| WRITTEN PROBLEM |
Search the material below for the word "xlabel" and copy every line in which it occurs.

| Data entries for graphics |

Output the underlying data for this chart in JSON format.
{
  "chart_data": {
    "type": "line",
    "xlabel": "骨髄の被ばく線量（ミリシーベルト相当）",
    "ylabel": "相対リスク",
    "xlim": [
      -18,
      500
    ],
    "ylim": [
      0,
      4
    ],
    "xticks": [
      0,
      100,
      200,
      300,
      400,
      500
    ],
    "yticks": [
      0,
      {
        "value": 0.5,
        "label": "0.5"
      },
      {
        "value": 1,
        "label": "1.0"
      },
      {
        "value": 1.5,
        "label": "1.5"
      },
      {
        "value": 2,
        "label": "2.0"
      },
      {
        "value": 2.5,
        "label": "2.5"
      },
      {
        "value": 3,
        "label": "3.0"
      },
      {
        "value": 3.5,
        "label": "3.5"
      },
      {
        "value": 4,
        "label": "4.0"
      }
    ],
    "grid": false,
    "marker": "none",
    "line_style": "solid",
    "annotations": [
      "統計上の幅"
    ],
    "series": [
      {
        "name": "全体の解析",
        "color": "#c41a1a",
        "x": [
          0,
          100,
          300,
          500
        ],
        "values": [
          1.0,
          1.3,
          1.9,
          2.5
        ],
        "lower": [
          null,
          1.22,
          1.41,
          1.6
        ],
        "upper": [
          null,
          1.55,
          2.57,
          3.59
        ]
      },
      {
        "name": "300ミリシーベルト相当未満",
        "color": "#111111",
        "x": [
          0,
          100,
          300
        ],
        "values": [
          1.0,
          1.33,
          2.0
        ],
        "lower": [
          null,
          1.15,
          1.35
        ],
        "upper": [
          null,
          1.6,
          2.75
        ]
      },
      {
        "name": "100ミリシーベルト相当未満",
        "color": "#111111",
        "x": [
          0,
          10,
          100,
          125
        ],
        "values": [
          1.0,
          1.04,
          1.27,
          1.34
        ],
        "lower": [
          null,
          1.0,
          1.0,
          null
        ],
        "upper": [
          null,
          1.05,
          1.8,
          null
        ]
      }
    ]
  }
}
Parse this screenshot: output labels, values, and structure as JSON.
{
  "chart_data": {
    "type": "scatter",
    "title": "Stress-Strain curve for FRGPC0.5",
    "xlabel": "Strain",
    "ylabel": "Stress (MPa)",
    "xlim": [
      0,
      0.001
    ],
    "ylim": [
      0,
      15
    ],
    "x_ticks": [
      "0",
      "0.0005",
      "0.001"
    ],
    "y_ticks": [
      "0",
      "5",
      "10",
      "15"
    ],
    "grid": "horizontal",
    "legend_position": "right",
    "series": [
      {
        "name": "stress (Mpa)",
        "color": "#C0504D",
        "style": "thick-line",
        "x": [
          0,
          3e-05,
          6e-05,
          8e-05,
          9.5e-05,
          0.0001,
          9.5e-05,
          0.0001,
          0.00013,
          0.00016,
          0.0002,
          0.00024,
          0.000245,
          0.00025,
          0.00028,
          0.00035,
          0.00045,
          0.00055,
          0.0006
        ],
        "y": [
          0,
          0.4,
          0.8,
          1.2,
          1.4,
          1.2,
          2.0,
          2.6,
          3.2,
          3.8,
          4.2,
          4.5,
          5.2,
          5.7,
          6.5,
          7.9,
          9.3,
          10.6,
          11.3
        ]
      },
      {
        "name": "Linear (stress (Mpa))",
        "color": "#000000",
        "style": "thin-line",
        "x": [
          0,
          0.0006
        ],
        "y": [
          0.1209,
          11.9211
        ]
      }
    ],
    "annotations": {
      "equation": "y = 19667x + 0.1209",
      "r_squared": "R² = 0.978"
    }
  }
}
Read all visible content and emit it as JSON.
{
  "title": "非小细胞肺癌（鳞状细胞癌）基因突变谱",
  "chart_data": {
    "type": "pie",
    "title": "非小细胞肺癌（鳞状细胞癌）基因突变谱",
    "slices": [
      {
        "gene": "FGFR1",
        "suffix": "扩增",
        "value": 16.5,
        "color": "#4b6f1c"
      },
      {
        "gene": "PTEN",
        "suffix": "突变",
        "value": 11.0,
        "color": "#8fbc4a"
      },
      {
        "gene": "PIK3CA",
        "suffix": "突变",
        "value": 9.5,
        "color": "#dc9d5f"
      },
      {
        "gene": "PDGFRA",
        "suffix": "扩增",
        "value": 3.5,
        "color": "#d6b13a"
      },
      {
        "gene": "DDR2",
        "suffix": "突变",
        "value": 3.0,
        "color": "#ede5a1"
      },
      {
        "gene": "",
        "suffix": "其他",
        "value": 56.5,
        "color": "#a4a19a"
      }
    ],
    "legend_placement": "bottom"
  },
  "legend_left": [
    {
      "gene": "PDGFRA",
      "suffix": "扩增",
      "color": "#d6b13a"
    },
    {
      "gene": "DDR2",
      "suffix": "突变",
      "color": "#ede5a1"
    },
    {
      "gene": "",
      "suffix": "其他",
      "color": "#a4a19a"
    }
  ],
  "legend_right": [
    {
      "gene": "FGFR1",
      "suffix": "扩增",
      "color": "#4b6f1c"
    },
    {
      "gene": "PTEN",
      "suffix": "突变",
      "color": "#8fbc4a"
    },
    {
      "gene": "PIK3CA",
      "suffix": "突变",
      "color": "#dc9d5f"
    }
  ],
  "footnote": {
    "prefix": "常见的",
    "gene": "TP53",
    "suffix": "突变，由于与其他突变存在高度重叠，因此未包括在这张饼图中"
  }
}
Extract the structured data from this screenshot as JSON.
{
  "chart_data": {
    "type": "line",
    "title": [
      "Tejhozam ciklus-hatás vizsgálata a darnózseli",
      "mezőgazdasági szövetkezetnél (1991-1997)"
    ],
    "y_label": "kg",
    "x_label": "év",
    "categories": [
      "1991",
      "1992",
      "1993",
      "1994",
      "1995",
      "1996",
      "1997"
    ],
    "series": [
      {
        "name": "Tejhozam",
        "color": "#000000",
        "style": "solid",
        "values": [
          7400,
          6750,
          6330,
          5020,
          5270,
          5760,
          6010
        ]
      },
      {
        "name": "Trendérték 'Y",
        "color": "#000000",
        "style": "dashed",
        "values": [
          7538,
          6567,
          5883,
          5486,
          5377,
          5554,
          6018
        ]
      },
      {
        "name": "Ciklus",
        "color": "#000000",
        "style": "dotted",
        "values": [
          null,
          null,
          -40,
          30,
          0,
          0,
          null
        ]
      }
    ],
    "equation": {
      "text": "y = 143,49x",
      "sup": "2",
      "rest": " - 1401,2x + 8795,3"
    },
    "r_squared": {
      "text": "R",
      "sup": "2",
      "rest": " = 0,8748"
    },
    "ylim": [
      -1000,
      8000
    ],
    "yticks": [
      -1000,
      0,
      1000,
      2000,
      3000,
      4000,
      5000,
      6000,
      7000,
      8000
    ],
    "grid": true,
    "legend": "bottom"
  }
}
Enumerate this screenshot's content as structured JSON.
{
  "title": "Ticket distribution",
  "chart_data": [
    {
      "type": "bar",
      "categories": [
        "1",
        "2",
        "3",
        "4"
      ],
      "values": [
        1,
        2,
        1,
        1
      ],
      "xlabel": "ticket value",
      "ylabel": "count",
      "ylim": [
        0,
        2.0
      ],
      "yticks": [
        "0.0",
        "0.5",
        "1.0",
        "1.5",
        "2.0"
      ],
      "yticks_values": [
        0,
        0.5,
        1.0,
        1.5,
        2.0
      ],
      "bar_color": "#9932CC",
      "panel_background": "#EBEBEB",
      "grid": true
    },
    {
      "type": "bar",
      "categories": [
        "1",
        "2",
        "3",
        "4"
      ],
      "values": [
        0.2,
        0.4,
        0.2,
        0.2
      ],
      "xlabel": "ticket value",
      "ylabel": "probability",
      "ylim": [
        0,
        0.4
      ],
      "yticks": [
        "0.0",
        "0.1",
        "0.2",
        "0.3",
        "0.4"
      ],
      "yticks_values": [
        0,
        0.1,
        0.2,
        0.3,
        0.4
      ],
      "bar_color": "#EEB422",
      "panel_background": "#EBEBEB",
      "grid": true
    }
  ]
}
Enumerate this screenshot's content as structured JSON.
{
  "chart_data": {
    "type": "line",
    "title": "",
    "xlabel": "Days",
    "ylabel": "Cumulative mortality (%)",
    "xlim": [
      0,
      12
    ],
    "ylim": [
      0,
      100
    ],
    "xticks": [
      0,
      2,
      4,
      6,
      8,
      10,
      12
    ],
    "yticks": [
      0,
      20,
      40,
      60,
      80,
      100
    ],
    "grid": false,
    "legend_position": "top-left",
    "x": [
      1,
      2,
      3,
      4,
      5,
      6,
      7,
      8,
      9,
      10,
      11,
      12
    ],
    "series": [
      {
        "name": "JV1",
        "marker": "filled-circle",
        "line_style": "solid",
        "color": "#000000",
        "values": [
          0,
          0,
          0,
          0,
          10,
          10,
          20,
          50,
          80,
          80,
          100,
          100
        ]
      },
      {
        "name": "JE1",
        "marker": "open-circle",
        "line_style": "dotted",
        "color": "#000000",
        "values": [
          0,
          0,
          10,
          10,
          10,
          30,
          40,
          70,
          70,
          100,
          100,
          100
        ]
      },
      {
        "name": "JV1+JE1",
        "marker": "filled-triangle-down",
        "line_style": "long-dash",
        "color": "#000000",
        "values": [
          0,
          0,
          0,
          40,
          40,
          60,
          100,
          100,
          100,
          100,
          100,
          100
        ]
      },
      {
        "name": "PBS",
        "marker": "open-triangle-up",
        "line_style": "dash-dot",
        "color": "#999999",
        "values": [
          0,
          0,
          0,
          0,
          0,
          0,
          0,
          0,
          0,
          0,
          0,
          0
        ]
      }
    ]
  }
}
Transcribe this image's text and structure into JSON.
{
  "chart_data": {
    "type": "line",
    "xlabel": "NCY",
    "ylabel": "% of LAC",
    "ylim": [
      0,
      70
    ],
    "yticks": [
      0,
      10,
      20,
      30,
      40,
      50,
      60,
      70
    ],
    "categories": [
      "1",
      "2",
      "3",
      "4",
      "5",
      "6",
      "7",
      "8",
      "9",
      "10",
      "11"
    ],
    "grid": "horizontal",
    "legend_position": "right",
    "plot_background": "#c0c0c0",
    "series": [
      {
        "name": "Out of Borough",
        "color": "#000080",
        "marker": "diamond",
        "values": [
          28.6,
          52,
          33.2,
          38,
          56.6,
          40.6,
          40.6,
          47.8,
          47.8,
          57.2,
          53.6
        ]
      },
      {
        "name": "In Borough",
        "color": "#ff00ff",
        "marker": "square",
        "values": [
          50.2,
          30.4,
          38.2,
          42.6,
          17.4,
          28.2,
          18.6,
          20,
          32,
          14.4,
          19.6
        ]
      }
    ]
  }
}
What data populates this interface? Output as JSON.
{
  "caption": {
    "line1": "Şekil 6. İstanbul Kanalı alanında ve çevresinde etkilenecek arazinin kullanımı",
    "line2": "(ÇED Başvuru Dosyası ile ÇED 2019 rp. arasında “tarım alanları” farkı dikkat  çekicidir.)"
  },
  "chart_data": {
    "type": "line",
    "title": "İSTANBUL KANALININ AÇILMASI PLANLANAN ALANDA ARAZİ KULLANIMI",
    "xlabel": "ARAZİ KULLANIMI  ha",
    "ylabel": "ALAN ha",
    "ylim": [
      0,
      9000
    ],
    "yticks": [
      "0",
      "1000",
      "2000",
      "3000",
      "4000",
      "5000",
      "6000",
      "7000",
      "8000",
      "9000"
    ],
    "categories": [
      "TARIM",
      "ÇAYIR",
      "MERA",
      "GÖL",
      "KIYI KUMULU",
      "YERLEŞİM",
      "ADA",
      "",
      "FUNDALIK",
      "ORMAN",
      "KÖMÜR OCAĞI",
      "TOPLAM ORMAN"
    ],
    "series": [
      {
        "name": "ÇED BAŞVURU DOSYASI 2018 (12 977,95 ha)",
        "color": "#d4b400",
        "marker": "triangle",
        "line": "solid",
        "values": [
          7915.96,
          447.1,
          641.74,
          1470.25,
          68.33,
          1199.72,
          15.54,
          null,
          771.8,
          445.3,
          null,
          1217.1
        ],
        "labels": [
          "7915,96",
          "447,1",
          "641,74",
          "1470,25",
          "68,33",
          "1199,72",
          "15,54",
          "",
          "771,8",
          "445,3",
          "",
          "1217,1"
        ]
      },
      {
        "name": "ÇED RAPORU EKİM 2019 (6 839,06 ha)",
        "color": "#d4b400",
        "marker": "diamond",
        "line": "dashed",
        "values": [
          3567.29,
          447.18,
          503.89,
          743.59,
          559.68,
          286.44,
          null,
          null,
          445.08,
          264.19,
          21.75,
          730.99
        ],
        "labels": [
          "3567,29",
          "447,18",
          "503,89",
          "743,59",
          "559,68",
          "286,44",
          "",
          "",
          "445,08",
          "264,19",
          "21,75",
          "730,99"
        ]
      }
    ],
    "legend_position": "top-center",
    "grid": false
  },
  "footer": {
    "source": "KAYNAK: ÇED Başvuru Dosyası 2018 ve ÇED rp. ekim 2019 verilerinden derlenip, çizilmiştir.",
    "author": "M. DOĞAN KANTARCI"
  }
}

| EXERCISE SOLUTION |
    "xlabel": "骨髄の被ばく線量（ミリシーベルト相当）",
    "xlabel": "Strain",
      "xlabel": "ticket value",
      "xlabel": "ticket value",
    "xlabel": "Days",
    "xlabel": "NCY",
    "xlabel": "ARAZİ KULLANIMI  ha",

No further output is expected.